─── Data extract ───

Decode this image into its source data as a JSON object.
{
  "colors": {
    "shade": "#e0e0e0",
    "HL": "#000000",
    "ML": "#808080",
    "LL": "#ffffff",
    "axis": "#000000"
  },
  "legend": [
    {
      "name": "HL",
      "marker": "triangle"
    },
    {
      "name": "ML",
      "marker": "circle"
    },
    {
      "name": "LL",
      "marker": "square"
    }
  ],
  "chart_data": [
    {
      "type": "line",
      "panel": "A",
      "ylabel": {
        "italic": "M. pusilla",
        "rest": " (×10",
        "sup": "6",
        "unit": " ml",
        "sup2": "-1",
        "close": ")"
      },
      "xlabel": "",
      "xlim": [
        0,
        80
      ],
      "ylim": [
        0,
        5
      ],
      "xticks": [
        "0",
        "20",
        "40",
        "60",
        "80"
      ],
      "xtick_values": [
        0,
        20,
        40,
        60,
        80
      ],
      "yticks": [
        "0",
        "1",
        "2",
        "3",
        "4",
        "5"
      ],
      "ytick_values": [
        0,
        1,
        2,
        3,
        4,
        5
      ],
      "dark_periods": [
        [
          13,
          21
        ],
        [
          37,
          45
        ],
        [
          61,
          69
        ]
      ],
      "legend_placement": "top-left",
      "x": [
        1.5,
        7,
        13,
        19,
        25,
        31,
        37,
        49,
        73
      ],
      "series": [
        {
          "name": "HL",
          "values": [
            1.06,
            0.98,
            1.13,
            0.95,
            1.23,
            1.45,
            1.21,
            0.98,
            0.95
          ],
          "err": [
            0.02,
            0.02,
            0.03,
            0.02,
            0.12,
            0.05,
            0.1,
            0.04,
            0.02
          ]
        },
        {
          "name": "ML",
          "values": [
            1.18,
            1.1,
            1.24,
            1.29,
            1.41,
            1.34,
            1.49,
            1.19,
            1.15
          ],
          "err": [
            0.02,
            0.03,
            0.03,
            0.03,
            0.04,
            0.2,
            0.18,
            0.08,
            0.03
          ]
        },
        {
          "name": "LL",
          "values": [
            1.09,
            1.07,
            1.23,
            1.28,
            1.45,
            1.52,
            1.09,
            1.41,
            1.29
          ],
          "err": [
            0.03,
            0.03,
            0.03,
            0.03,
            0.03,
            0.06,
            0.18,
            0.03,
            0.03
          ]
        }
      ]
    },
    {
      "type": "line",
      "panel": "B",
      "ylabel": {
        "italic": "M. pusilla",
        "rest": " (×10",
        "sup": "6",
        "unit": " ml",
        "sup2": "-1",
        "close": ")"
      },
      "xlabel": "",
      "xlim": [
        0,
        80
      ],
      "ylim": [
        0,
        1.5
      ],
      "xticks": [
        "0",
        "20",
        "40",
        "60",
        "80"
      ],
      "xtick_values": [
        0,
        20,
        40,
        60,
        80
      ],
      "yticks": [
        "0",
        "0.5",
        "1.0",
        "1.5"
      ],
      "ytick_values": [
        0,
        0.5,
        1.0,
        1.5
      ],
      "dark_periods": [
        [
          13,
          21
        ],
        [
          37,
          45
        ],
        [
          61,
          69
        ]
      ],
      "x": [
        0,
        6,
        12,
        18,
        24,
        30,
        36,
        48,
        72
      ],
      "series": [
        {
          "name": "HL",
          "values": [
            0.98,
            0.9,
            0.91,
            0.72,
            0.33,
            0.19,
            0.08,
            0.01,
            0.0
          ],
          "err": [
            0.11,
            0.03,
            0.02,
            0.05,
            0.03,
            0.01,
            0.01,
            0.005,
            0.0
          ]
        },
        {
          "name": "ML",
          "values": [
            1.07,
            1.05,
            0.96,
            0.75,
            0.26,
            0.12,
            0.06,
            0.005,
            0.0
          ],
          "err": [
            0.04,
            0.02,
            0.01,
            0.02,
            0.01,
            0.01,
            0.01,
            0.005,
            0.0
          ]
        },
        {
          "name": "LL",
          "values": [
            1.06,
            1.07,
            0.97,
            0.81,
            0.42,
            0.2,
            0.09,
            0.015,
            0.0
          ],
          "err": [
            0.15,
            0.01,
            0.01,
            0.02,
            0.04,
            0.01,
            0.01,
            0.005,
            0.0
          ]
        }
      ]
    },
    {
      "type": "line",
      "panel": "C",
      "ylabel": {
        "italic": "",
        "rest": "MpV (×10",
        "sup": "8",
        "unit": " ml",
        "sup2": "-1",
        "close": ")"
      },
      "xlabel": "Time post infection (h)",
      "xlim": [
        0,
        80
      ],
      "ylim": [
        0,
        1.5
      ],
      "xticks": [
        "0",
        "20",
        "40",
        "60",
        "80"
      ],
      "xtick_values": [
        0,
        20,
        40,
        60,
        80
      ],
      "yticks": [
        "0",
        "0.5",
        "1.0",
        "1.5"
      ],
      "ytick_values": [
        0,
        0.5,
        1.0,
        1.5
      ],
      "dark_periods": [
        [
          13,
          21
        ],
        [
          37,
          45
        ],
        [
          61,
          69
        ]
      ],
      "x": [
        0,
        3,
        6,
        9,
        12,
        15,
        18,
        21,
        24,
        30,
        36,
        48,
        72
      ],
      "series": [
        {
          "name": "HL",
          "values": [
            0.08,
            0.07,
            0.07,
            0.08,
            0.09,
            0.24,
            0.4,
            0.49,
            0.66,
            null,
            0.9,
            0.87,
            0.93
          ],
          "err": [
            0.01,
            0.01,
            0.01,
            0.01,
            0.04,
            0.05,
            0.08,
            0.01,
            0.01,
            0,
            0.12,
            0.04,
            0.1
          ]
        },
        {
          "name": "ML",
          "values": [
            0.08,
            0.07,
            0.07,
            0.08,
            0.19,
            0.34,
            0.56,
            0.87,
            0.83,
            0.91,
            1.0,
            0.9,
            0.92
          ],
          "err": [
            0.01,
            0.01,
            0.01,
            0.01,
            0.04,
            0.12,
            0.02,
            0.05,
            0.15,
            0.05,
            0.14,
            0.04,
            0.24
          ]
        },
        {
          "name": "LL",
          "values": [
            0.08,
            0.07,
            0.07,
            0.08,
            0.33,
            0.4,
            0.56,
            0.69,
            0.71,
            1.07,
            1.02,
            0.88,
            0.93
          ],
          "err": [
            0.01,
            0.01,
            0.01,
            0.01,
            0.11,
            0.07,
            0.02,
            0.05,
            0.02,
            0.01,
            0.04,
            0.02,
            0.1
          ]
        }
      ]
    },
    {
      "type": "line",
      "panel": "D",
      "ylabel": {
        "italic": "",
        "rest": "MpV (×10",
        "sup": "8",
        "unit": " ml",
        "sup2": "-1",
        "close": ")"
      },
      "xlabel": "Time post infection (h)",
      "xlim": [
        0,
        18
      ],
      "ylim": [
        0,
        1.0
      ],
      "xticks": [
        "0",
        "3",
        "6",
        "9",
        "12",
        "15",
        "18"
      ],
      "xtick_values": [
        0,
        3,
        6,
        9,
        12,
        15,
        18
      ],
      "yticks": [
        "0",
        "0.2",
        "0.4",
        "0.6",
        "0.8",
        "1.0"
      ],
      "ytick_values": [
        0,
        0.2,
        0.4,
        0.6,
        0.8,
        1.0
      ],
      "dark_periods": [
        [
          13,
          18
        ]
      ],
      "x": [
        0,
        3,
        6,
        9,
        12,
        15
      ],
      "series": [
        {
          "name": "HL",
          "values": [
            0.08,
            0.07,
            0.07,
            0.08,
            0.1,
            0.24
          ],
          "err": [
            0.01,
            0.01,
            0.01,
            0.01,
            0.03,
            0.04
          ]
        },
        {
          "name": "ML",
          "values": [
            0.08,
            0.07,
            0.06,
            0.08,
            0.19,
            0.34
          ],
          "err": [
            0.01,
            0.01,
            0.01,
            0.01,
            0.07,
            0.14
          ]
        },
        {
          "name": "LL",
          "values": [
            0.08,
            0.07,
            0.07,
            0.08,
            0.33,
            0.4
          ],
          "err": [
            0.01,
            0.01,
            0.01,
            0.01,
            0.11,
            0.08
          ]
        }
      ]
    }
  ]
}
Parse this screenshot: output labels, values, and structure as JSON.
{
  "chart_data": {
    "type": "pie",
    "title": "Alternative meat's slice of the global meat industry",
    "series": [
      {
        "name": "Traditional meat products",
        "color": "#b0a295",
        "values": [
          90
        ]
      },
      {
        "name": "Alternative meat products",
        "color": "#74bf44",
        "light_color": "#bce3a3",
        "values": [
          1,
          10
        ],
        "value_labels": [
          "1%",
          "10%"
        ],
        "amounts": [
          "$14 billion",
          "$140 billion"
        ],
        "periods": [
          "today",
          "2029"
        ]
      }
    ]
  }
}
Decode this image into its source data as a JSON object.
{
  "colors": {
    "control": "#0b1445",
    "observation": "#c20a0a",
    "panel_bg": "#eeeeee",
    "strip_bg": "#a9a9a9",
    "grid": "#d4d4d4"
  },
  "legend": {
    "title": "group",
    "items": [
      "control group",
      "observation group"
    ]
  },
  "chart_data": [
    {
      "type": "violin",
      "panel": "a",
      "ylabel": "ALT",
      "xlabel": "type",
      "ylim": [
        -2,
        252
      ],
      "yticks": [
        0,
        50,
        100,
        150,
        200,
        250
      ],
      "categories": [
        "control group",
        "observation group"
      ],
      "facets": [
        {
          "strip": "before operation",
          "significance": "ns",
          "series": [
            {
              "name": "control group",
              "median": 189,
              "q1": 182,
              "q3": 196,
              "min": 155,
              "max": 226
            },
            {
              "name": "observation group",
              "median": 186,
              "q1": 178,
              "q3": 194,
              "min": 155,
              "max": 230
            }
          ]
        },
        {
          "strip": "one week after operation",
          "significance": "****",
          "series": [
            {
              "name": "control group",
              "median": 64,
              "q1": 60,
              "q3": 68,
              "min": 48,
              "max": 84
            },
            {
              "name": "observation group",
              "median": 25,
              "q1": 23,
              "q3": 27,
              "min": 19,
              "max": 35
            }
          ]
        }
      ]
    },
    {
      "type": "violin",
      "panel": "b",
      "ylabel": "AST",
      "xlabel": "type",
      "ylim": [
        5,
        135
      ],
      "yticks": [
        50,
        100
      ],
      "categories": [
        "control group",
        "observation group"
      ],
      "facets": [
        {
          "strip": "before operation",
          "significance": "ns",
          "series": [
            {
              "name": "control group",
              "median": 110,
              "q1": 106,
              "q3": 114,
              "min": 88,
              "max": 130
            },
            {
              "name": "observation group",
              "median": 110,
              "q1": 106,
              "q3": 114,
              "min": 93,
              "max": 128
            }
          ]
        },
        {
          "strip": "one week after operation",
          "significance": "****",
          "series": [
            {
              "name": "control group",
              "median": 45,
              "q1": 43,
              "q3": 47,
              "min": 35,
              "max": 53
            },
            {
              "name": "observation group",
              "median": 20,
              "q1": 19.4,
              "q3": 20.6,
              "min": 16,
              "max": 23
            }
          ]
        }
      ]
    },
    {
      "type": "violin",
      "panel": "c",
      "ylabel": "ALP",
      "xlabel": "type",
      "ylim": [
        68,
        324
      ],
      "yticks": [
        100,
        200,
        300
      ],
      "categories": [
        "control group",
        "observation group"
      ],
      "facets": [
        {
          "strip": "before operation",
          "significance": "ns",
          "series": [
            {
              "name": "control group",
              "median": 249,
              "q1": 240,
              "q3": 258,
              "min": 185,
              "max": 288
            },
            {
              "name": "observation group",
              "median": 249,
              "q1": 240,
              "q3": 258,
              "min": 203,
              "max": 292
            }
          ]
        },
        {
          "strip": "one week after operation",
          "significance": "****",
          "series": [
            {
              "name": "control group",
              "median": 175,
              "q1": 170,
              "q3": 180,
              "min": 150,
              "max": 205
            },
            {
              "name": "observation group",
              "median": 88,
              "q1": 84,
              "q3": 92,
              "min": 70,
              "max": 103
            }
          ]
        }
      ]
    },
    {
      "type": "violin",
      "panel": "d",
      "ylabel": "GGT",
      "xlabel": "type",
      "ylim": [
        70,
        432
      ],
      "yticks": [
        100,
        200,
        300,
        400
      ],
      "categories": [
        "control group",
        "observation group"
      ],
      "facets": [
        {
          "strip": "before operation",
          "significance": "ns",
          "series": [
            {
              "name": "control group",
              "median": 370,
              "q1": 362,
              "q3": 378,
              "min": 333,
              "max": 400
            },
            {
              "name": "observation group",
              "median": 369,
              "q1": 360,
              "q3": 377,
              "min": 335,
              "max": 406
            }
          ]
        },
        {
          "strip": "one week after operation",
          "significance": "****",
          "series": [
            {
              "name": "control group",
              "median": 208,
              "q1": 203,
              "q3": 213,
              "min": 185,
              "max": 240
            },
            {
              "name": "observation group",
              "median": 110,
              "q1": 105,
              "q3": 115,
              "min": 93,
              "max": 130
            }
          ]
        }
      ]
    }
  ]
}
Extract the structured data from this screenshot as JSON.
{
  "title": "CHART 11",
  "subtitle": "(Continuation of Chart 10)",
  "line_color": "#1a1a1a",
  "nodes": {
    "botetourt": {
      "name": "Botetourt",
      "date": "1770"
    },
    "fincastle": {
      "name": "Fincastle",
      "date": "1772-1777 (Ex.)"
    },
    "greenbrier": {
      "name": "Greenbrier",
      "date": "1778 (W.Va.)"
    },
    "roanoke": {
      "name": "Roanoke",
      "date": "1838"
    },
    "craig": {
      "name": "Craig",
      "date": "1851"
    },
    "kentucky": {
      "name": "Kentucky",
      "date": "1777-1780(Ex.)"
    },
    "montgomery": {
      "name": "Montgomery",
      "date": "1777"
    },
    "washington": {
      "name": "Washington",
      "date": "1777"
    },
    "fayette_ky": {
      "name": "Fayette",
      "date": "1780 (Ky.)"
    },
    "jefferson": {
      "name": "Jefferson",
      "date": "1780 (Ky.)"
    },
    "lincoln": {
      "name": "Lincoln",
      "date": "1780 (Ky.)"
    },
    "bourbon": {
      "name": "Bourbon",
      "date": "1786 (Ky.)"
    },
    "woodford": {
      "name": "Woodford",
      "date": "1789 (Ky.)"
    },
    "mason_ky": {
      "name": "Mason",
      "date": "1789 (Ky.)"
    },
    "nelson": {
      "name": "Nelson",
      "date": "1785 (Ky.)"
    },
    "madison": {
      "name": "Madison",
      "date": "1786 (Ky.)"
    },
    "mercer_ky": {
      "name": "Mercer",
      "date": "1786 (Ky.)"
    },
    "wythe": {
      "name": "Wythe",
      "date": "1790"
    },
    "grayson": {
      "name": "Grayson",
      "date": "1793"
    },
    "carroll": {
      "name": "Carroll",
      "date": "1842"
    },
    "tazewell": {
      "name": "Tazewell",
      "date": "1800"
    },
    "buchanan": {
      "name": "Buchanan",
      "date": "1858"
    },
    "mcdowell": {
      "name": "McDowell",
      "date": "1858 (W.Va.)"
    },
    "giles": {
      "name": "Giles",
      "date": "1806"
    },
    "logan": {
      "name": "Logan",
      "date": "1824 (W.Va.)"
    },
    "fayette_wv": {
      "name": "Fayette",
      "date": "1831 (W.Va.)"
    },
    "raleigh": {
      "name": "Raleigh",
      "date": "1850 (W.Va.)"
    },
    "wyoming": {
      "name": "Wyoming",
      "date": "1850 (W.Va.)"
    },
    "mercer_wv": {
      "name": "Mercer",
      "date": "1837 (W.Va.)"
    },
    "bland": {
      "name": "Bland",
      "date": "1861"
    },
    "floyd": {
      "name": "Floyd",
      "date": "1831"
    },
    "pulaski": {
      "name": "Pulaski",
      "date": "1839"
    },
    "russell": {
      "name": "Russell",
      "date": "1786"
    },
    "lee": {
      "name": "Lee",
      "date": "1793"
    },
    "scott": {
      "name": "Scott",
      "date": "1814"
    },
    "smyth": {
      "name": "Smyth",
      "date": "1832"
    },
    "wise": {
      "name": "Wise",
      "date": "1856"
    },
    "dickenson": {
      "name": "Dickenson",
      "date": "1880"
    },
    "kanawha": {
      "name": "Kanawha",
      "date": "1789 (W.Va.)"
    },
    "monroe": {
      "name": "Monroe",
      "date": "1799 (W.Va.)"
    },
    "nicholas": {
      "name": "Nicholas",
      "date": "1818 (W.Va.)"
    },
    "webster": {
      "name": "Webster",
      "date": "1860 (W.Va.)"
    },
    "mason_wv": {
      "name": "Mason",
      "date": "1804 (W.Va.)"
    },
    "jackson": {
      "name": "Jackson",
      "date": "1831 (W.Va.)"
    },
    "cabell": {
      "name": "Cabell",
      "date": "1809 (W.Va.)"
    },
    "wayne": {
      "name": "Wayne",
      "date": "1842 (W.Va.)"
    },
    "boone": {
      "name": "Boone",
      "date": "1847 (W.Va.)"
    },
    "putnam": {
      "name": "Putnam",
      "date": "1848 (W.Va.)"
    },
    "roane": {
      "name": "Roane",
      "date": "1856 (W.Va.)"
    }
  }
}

───

What the task requires | Set out every line from the material that contains the string "this".

Exercise solution |
Decode this image into its source data as a JSON object.
Parse this screenshot: output labels, values, and structure as JSON.
Decode this image into its source data as a JSON object.
Extract the structured data from this screenshot as JSON.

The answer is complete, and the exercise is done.